» **Exercise description**
Reproduce the full listing that appears beneath this instruction exactly.

» **Information supplied**
○ ○ ○ ○ ○
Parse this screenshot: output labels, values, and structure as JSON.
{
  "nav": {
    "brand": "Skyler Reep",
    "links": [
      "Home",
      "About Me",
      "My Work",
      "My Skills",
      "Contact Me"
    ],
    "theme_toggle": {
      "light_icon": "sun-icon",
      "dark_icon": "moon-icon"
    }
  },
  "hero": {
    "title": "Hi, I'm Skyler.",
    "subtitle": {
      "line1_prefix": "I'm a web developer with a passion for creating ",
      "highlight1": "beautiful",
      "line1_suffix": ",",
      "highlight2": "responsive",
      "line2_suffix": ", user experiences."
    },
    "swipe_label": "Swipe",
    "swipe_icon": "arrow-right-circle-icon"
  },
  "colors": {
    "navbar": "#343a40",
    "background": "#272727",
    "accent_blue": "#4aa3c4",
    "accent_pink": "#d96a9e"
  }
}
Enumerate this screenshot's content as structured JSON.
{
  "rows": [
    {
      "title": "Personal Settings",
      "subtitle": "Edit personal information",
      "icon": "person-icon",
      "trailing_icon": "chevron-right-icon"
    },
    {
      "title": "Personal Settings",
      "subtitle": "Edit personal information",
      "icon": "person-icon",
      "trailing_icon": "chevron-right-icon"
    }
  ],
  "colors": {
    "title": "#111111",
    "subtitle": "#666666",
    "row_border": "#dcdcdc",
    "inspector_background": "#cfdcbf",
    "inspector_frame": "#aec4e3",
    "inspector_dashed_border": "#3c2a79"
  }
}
○ ○ ○ ○ ○
» **Complete answer**
Parse this screenshot: output labels, values, and structure as JSON.
{
  "nav": {
    "brand": "Skyler Reep",
    "links": [
      "Home",
      "About Me",
      "My Work",
      "My Skills",
      "Contact Me"
    ],
    "theme_toggle": {
      "light_icon": "sun-icon",
      "dark_icon": "moon-icon"
    }
  },
  "hero": {
    "title": "Hi, I'm Skyler.",
    "subtitle": {
      "line1_prefix": "I'm a web developer with a passion for creating ",
      "highlight1": "beautiful",
      "line1_suffix": ",",
      "highlight2": "responsive",
      "line2_suffix": ", user experiences."
    },
    "swipe_label": "Swipe",
    "swipe_icon": "arrow-right-circle-icon"
  },
  "colors": {
    "navbar": "#343a40",
    "background": "#272727",
    "accent_blue": "#4aa3c4",
    "accent_pink": "#d96a9e"
  }
}
Enumerate this screenshot's content as structured JSON.
{
  "rows": [
    {
      "title": "Personal Settings",
      "subtitle": "Edit personal information",
      "icon": "person-icon",
      "trailing_icon": "chevron-right-icon"
    },
    {
      "title": "Personal Settings",
      "subtitle": "Edit personal information",
      "icon": "person-icon",
      "trailing_icon": "chevron-right-icon"
    }
  ],
  "colors": {
    "title": "#111111",
    "subtitle": "#666666",
    "row_border": "#dcdcdc",
    "inspector_background": "#cfdcbf",
    "inspector_frame": "#aec4e3",
    "inspector_dashed_border": "#3c2a79"
  }
}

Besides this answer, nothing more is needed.